**Stored dataset items:**
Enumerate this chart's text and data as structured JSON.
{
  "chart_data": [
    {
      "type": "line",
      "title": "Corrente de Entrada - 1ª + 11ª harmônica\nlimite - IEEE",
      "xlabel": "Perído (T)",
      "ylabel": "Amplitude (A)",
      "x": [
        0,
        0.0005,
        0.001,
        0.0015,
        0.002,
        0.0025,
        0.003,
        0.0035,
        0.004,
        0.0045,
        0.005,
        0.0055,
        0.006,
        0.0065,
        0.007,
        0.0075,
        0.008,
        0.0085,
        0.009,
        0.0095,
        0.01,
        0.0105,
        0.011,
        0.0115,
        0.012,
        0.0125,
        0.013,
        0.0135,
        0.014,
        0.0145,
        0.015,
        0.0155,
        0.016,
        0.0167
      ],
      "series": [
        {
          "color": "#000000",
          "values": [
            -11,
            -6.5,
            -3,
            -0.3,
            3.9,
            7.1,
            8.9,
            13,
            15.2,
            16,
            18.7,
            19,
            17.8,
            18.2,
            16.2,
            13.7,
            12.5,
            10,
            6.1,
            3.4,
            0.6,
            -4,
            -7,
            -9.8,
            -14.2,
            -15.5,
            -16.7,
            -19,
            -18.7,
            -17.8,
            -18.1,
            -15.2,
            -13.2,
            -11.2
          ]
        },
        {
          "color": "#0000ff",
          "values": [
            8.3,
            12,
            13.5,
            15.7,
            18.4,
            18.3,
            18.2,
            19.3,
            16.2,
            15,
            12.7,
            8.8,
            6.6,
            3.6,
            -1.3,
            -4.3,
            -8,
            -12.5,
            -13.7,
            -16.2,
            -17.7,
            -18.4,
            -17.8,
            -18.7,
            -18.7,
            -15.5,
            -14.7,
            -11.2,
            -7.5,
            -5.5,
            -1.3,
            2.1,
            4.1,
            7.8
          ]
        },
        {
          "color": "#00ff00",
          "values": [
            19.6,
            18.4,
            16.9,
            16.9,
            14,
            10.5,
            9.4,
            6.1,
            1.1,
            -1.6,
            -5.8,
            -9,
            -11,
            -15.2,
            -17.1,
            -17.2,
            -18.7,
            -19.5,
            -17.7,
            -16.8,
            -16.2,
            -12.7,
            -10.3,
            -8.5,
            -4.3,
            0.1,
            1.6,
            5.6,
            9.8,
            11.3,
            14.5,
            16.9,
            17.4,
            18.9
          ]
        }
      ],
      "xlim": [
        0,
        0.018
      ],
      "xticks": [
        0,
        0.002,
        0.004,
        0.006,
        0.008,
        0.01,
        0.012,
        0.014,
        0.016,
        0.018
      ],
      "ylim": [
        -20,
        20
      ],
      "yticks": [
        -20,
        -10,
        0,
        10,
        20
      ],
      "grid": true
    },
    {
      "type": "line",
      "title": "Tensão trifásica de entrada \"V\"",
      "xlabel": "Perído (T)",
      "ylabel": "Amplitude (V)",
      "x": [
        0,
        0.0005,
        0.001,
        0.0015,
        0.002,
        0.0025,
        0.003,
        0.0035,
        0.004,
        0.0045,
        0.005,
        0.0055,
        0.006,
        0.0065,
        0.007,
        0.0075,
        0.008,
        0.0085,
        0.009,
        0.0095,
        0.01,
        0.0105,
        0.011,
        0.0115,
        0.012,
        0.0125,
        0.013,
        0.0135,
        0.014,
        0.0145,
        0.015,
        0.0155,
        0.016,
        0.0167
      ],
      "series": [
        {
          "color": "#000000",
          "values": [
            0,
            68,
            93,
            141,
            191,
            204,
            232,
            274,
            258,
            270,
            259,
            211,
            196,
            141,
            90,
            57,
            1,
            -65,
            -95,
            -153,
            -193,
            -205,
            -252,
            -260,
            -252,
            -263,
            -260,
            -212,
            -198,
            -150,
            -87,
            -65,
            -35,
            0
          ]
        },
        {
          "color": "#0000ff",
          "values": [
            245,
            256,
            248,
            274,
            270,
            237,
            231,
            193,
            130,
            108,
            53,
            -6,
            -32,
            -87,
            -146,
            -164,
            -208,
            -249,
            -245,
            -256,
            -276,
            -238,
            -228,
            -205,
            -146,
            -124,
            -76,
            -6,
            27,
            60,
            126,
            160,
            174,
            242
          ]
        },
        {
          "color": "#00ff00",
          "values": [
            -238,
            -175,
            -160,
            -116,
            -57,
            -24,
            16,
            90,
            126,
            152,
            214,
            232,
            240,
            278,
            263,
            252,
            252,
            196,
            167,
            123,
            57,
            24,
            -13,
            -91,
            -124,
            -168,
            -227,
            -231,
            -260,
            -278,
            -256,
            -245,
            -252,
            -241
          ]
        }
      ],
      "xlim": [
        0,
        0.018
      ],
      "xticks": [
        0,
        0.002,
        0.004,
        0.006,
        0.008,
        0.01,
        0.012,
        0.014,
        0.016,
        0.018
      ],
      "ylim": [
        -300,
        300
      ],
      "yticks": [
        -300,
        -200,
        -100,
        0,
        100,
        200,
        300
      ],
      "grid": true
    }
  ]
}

**Given request:**
Go through the material line by line. Show each line that contains the string "Amplitude".

**Expected answer:**
      "ylabel": "Amplitude (A)",
      "ylabel": "Amplitude (V)",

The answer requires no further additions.